### DIRECTIONS FOR THIS TASK
From the entries that follow, pick out all lines holding "JSON".

-------------------------

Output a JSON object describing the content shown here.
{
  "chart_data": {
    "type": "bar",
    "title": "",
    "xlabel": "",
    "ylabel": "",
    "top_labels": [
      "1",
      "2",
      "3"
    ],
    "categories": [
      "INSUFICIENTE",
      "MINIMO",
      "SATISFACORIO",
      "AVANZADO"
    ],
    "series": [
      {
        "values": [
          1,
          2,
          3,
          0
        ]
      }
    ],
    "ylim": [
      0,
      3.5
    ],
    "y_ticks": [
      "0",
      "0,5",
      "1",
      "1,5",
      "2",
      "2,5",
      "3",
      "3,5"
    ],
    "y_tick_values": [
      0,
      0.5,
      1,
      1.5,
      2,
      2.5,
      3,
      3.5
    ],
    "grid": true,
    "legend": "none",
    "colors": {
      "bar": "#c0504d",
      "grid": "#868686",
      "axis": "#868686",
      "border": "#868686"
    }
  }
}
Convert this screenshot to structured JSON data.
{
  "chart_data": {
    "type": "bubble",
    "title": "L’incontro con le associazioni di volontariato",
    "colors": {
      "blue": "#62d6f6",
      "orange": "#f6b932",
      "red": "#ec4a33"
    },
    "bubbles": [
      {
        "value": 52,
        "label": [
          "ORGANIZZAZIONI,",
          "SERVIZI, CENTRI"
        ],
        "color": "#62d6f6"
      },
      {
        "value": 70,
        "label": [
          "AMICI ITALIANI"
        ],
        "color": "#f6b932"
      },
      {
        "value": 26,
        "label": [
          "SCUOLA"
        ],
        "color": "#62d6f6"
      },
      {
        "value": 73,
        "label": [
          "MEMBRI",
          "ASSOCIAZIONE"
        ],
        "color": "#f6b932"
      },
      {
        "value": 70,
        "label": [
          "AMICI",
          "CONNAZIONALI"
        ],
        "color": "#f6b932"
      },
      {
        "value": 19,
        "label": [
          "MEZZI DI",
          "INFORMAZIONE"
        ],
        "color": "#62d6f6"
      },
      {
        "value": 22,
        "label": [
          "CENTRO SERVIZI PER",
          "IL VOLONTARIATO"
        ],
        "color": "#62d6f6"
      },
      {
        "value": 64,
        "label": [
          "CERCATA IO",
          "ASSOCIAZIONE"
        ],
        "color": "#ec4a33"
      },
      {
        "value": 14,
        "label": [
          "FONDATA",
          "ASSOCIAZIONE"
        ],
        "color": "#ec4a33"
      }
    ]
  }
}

-------------------------

### ANSWER TO THE PROBLEM
Output a JSON object describing the content shown here.
Convert this screenshot to structured JSON data.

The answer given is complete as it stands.